REQUIRED TASK: Extract every line that includes the string "设置背景格式".

-- start DATASET ENTRIES --

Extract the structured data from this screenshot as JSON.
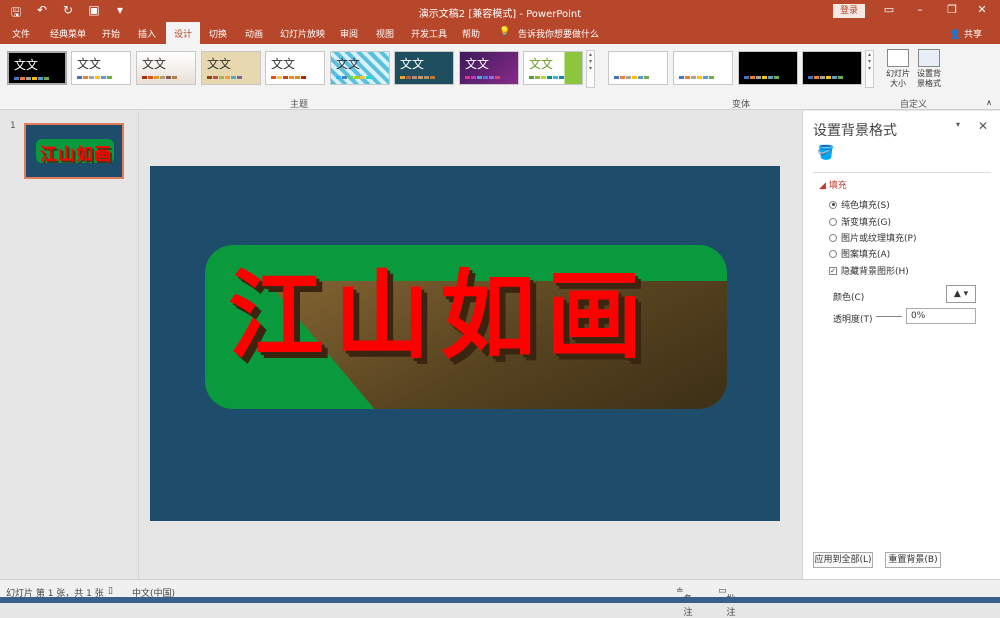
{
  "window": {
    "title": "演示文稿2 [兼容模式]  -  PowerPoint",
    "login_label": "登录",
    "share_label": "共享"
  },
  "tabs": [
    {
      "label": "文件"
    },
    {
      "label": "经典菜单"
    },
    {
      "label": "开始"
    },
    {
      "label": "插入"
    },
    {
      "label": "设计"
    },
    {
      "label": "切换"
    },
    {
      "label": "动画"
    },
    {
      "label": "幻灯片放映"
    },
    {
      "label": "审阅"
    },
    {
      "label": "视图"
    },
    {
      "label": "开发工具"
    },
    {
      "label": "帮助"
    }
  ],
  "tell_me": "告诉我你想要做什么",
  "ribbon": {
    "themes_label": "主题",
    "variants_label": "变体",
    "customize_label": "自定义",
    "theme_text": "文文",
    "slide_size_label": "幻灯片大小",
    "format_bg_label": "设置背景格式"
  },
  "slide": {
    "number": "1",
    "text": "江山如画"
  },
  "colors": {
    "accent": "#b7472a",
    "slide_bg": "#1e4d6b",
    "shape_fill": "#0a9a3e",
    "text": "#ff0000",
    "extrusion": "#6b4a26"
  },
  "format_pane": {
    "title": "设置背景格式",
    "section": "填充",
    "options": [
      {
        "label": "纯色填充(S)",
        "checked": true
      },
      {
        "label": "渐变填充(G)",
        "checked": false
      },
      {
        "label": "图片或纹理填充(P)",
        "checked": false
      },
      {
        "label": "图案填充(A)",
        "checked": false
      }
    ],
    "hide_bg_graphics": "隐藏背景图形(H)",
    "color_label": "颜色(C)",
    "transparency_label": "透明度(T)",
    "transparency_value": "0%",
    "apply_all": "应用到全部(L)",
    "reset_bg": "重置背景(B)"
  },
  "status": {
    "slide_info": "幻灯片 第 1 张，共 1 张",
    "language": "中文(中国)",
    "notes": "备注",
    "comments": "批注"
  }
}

-- end DATASET ENTRIES --
-- start DATASET ENTRIES --

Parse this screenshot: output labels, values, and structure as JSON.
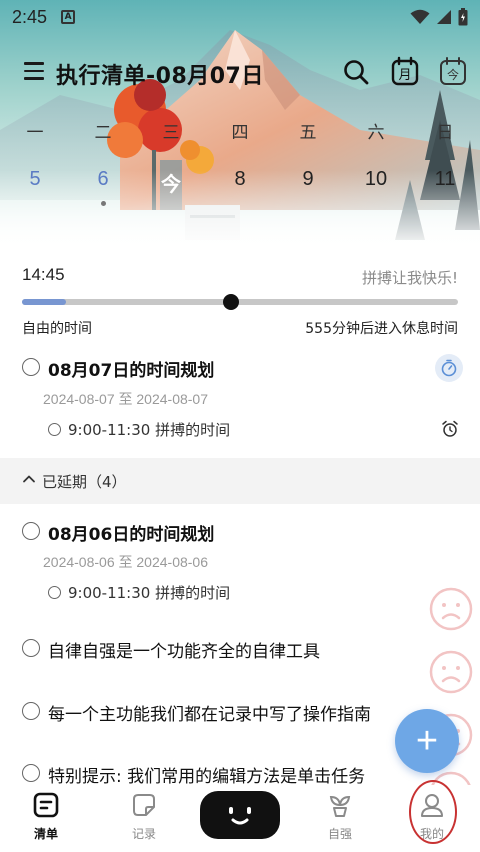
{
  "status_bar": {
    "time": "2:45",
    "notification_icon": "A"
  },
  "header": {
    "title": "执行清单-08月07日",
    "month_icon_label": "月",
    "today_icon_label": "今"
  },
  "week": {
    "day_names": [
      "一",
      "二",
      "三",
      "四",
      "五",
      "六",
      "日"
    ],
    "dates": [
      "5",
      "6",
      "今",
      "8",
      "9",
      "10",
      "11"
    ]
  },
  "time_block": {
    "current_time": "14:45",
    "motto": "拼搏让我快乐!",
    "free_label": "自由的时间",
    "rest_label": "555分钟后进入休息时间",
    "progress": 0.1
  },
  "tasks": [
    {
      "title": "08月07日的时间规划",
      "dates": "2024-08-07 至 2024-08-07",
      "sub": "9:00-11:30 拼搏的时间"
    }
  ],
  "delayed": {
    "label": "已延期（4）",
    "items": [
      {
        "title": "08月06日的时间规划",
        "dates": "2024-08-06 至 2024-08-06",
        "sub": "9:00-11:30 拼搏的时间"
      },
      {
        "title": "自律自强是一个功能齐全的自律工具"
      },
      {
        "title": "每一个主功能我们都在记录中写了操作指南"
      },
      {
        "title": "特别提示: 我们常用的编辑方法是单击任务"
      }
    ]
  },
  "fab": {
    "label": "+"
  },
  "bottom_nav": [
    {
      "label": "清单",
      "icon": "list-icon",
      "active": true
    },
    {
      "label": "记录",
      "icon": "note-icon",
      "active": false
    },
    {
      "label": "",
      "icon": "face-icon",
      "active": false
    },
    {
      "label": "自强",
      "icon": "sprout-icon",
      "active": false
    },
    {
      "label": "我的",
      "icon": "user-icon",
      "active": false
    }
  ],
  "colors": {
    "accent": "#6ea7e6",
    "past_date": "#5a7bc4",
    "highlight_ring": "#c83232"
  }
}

-- end DATASET ENTRIES --

EXERCISE OUTPUT:
    "format_bg_label": "设置背景格式"
    "title": "设置背景格式",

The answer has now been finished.